◆ Passage provided ◆
◆ ◆ ◆ ◆

Aberrant gene expression plays a pivotal role during the development and progression of many forms of cancer, including T-cell lymphoma (TCL).¹ The acetylation status of histones is an important determinant of gene expression and is controlled by 2 opposing classes of enzymes: histone acetyl transferases and histone deacetylases (HDACs). The deacetylation of histones is associated with repression of key tumor suppressor genes and has been linked to HDAC overexpression in multiple forms of cancer including lymphomas.^1-3 Based on these findings, several HDAC inhibitors have been approved for therapy of cutaneous T-cell lymphoma and peripheral T-cell lymphoma (PTCL), including belinostat, vorinostat, and romidepsin.^4-7

Despite the promising antilymphoma activity of HDAC inhibitors as a drug class, resistance is a significant clinical issue.^8,9 Several resistance mechanisms have been identified in preclinical models, including increased expression of multidrug resistance gene 1 (MDR1, ABCB1) and its product P-glycoprotein,^9-11 high levels of antiapoptotic proteins (ie, BCL-2, BCL-XL, MCL-1),^12-14 alterations in HDAC expression,^15,16 and activation of various prosurvival signaling pathways (ie, MAPK, PI3K, NF-κB).^17-19 In addition to these mechanisms, tumor cell plasticity enables cancer cells to resist targeted therapies, which is often mediated by epigenetic and transcriptional reprogramming.^20,21 However, the development of drug resistance may simultaneously result in specific vulnerabilities that can be exploited therapeutically. Elucidating the molecular mechanisms that drive HDAC inhibitor resistance and/or the specific targets that are altered in drug-resistant cells may facilitate the development of strategies that overcome drug resistance and are effective for refractory patients.

◆ ◆ ◆ ◆

◆ Data extract ◆
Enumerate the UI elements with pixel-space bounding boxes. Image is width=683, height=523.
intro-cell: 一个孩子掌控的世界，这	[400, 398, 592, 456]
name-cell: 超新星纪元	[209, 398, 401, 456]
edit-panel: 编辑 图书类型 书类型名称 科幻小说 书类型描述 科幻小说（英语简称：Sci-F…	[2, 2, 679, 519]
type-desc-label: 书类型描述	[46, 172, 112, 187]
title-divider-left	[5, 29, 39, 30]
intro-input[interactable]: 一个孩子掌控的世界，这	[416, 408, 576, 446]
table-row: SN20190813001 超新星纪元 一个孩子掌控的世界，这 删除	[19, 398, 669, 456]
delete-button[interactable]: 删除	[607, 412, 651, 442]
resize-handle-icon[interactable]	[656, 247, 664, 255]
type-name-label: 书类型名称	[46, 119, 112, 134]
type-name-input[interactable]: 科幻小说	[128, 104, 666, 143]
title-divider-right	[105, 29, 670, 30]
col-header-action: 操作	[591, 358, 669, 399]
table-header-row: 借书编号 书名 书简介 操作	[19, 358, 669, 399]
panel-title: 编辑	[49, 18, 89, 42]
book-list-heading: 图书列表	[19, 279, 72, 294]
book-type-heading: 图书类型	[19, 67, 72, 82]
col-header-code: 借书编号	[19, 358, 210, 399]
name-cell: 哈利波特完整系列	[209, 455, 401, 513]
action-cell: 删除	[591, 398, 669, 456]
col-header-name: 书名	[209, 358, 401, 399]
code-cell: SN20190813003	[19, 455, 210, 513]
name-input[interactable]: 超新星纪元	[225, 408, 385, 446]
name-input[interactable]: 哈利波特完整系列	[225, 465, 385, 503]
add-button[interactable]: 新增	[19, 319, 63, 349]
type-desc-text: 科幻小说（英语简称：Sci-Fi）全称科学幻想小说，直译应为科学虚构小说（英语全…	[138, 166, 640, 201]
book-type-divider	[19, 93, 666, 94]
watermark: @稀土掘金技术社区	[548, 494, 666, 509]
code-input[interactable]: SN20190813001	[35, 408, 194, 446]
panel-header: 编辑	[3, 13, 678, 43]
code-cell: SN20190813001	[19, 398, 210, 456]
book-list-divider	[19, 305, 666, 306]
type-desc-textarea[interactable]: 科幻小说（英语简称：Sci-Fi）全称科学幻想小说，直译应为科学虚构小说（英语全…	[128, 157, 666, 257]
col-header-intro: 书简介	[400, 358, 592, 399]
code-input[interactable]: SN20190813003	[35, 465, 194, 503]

◆ ◆ ◆ ◆

◆ What the task requires ◆
Continue the passage on HDAC inhibitor resistance in T-cell lymphoma, beginning immediately after its final sentence.

◆ Reply to the task ◆
To better understand HDAC inhibitor resistance, we generated 2 TCL models with significant resistance to belinostat. Drug-resistant cells featured dramatically decreased IRF1 and STAT1 levels, key drivers of the antiviral response, suggesting that the resistant cells may be hypersensitive to oncolytic viral therapy. Reovirus is a double-stranded RNA virus that is classified as an orphan virus because of the lack of an association with any known human disease.^22,23 Importantly, we and other investigators have shown that reovirus selectively infects and kills malignant cells without harming normal cells, which makes it appealing for therapeutic development.^24-26 With the goal of identifying a novel therapeutic approach for HDAC inhibitor–resistant cells, we investigated the efficacy of the proprietary clinical formulation of oncolytic reovirus (Reolysin [Pelareorep]) in parental and HDAC inhibitor–resistant models. Our investigation revealed that belinostat-resistant cells exhibited enhanced reovirus replication and were hypersensitive to Reolysin-induced cell death compared with their parental counterparts. In addition, Reolysin treatment was able to enhance the antilymphoma activity of belinostat in both parental and drug-resistant models. Administration of Reolysin and belinostat to mice bearing TCL xenografts was very well tolerated and significantly antagonized disease progression. Analysis of tumor specimens from mice treated with Reolysin and belinostat demonstrated significant in vivo reovirus accumulation, decreased tumor cell proliferation, and increased apoptosis. Our collective findings identify a vulnerability to oncolytic viral therapy for patients that develop resistance to HDAC inhibitors. This study also establishes the foundation for further investigation of oncolytic reovirus in the relapsed/refractory TCL patient population or subgroups that have defective STAT1 signaling. We are currently planning an early-phase clinical trial to further test the safety and benefit of this new approach.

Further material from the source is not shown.